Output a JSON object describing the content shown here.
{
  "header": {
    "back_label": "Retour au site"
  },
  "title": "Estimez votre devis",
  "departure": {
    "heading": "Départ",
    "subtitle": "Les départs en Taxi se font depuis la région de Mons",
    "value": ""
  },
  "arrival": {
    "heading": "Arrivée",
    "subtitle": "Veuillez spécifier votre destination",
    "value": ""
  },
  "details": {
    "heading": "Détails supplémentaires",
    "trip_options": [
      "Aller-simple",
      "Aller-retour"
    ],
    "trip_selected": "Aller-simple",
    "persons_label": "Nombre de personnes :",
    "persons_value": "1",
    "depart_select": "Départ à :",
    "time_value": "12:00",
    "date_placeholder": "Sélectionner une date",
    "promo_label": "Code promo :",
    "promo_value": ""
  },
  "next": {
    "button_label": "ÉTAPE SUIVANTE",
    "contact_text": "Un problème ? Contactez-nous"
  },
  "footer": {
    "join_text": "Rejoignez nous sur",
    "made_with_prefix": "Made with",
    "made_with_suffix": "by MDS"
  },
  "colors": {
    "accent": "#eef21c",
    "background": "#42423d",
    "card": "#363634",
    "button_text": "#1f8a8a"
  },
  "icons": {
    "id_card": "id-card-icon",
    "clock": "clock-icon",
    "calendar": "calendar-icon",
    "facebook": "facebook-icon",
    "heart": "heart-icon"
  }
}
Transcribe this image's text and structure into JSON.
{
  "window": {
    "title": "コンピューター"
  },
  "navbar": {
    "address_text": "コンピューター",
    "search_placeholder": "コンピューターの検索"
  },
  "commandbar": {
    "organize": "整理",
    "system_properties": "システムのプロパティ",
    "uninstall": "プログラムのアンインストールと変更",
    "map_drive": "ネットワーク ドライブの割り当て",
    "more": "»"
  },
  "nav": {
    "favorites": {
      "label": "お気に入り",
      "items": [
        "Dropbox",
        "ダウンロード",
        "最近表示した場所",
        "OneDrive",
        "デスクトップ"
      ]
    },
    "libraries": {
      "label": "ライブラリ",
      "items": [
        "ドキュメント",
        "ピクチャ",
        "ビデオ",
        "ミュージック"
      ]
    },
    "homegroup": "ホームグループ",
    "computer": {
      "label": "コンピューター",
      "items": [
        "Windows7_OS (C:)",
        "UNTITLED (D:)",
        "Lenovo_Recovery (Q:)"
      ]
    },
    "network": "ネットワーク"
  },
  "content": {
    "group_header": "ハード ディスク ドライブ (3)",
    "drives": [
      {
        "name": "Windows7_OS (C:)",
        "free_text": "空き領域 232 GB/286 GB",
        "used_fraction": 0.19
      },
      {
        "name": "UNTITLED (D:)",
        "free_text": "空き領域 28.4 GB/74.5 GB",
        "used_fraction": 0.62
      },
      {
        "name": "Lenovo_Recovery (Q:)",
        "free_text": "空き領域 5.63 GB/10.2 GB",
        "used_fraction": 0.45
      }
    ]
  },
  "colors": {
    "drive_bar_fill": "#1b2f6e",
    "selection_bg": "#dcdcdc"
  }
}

### TASK GOAL
Every line above should be retyped exactly as given.

### PROBLEM SOLUTION
Output a JSON object describing the content shown here.
{
  "header": {
    "back_label": "Retour au site"
  },
  "title": "Estimez votre devis",
  "departure": {
    "heading": "Départ",
    "subtitle": "Les départs en Taxi se font depuis la région de Mons",
    "value": ""
  },
  "arrival": {
    "heading": "Arrivée",
    "subtitle": "Veuillez spécifier votre destination",
    "value": ""
  },
  "details": {
    "heading": "Détails supplémentaires",
    "trip_options": [
      "Aller-simple",
      "Aller-retour"
    ],
    "trip_selected": "Aller-simple",
    "persons_label": "Nombre de personnes :",
    "persons_value": "1",
    "depart_select": "Départ à :",
    "time_value": "12:00",
    "date_placeholder": "Sélectionner une date",
    "promo_label": "Code promo :",
    "promo_value": ""
  },
  "next": {
    "button_label": "ÉTAPE SUIVANTE",
    "contact_text": "Un problème ? Contactez-nous"
  },
  "footer": {
    "join_text": "Rejoignez nous sur",
    "made_with_prefix": "Made with",
    "made_with_suffix": "by MDS"
  },
  "colors": {
    "accent": "#eef21c",
    "background": "#42423d",
    "card": "#363634",
    "button_text": "#1f8a8a"
  },
  "icons": {
    "id_card": "id-card-icon",
    "clock": "clock-icon",
    "calendar": "calendar-icon",
    "facebook": "facebook-icon",
    "heart": "heart-icon"
  }
}
Transcribe this image's text and structure into JSON.
{
  "window": {
    "title": "コンピューター"
  },
  "navbar": {
    "address_text": "コンピューター",
    "search_placeholder": "コンピューターの検索"
  },
  "commandbar": {
    "organize": "整理",
    "system_properties": "システムのプロパティ",
    "uninstall": "プログラムのアンインストールと変更",
    "map_drive": "ネットワーク ドライブの割り当て",
    "more": "»"
  },
  "nav": {
    "favorites": {
      "label": "お気に入り",
      "items": [
        "Dropbox",
        "ダウンロード",
        "最近表示した場所",
        "OneDrive",
        "デスクトップ"
      ]
    },
    "libraries": {
      "label": "ライブラリ",
      "items": [
        "ドキュメント",
        "ピクチャ",
        "ビデオ",
        "ミュージック"
      ]
    },
    "homegroup": "ホームグループ",
    "computer": {
      "label": "コンピューター",
      "items": [
        "Windows7_OS (C:)",
        "UNTITLED (D:)",
        "Lenovo_Recovery (Q:)"
      ]
    },
    "network": "ネットワーク"
  },
  "content": {
    "group_header": "ハード ディスク ドライブ (3)",
    "drives": [
      {
        "name": "Windows7_OS (C:)",
        "free_text": "空き領域 232 GB/286 GB",
        "used_fraction": 0.19
      },
      {
        "name": "UNTITLED (D:)",
        "free_text": "空き領域 28.4 GB/74.5 GB",
        "used_fraction": 0.62
      },
      {
        "name": "Lenovo_Recovery (Q:)",
        "free_text": "空き領域 5.63 GB/10.2 GB",
        "used_fraction": 0.45
      }
    ]
  },
  "colors": {
    "drive_bar_fill": "#1b2f6e",
    "selection_bg": "#dcdcdc"
  }
}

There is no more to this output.